Data rows:

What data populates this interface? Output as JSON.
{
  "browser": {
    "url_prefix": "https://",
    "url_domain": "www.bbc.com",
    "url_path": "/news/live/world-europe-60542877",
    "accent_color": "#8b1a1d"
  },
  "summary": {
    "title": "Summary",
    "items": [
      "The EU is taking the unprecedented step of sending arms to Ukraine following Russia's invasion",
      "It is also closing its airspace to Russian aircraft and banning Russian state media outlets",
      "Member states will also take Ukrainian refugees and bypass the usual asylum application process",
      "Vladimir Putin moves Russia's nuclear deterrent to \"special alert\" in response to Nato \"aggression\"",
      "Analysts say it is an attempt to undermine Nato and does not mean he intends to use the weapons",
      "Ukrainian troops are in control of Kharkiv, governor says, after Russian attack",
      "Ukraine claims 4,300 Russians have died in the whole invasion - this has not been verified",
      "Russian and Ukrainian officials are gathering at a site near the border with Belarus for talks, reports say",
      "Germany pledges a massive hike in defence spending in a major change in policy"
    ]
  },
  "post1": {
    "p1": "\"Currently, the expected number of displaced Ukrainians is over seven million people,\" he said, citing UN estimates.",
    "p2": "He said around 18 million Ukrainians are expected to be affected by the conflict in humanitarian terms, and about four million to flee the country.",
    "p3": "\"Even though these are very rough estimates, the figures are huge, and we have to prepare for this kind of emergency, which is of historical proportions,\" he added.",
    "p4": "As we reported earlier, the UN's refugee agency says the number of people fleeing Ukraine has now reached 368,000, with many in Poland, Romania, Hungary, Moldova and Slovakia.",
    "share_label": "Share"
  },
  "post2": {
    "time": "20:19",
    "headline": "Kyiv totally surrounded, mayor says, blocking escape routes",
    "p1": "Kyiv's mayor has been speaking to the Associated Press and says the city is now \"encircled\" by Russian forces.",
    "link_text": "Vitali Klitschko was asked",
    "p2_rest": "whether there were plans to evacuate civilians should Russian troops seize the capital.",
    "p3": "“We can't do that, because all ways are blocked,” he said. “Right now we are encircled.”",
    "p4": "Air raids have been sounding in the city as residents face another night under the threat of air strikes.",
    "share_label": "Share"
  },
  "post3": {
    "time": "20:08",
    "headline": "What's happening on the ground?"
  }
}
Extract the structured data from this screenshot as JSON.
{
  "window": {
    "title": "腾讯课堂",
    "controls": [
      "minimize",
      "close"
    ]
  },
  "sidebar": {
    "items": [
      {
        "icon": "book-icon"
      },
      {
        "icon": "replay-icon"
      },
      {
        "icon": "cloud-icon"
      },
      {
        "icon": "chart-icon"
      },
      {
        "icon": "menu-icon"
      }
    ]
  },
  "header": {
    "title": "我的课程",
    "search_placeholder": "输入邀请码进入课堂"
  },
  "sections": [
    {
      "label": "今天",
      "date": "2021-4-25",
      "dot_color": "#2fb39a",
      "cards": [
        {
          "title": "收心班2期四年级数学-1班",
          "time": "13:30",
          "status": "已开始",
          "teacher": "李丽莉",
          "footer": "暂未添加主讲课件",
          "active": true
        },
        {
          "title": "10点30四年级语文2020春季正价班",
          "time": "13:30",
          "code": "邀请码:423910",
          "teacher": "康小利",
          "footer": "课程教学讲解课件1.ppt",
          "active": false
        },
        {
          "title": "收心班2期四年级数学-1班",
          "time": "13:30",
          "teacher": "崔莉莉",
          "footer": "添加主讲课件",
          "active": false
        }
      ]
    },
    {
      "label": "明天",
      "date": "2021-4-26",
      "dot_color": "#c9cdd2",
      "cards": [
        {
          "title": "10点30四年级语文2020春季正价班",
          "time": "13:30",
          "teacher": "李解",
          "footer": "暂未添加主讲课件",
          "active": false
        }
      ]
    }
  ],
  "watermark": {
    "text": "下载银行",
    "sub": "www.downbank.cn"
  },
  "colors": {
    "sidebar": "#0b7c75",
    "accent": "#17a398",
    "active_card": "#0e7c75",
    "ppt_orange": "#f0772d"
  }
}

Task description: Lines containing the string "headline" should be counted; reply with their number and nothing more.

Answer for this exercise: 2